Answer with a single number: the count of lines that hold "time".
[Start of RECORDS TO USE]
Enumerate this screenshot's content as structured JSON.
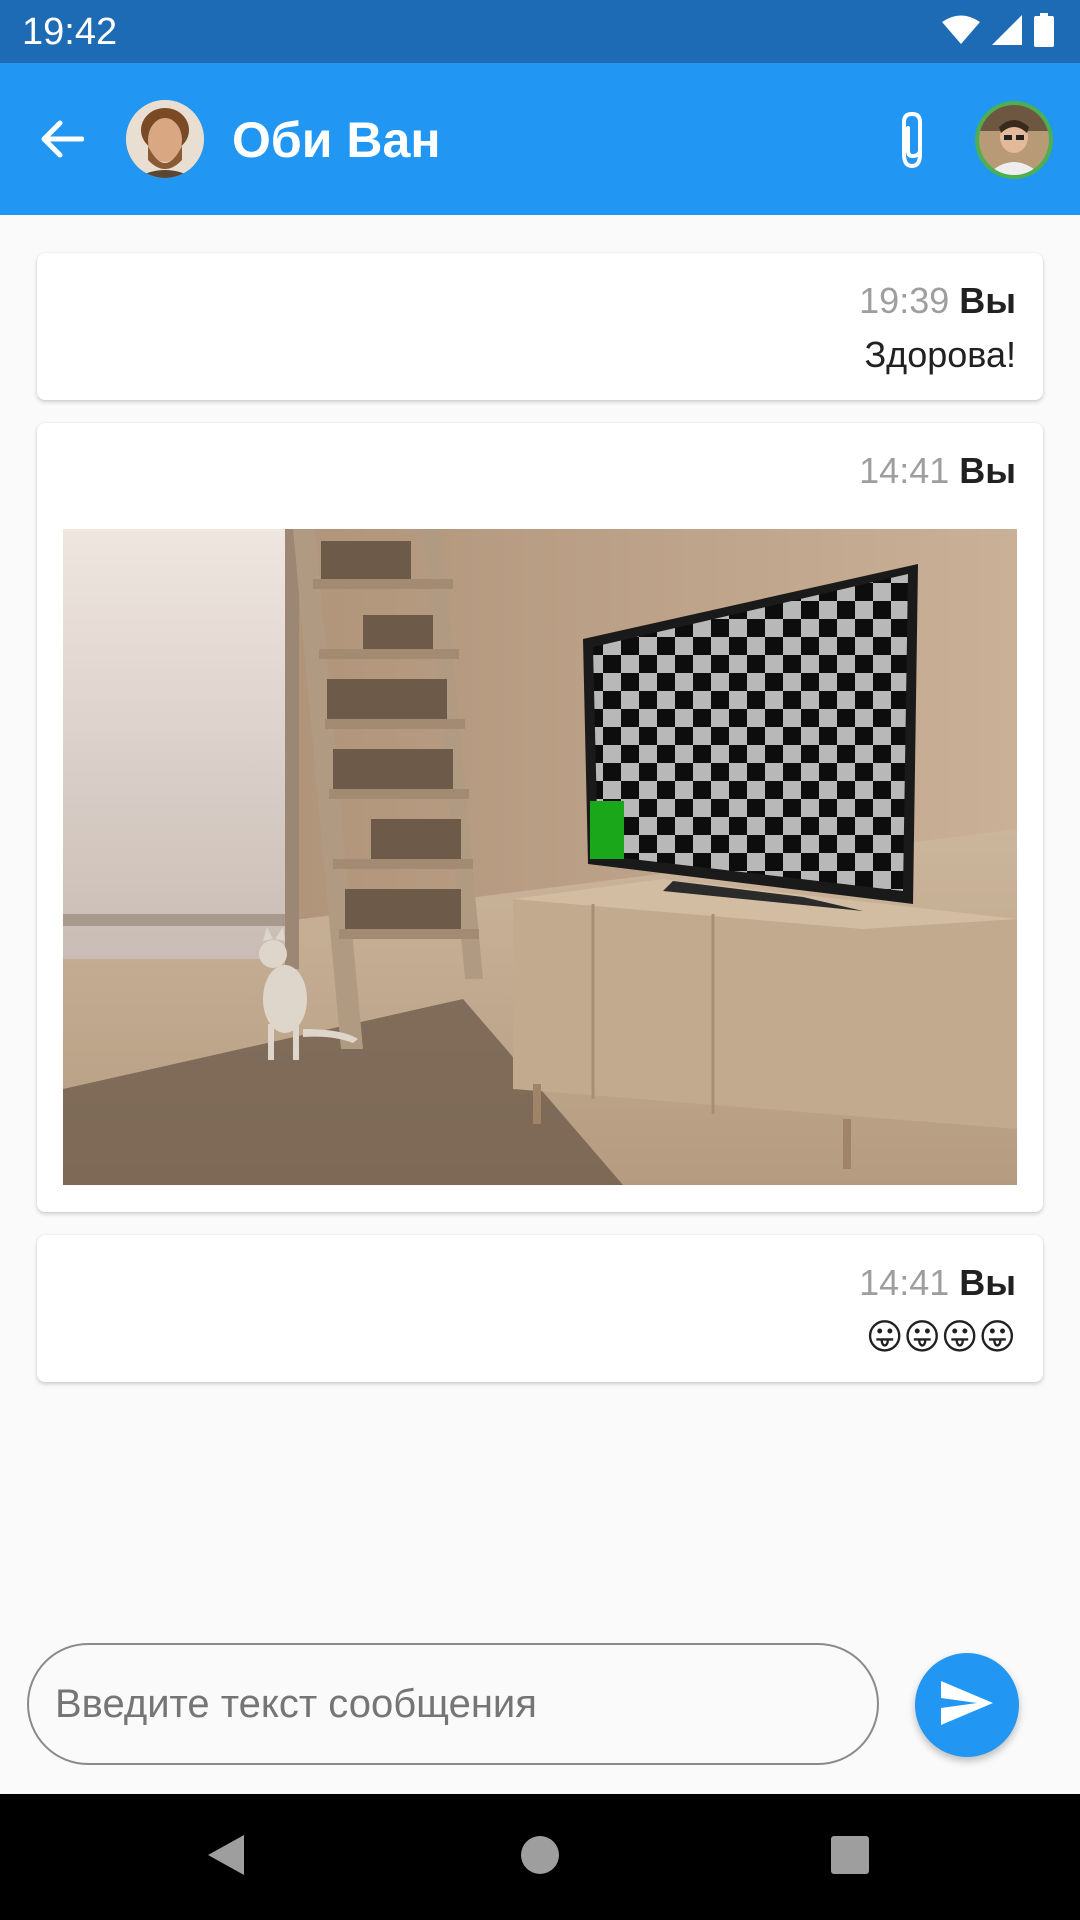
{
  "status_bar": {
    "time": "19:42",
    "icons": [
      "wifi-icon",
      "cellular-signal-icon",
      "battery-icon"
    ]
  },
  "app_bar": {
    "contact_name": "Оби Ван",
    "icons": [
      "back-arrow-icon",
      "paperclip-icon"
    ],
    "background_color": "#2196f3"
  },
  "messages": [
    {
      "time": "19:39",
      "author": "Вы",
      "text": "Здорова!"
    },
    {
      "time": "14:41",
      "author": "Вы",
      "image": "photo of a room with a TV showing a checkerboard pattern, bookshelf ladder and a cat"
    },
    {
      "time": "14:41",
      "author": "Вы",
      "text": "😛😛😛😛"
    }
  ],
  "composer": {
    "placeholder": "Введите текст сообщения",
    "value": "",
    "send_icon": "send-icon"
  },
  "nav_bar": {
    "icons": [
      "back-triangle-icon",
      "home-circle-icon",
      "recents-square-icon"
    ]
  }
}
[End of RECORDS TO USE]
→ **RESULT OF THE EXERCISE**: 4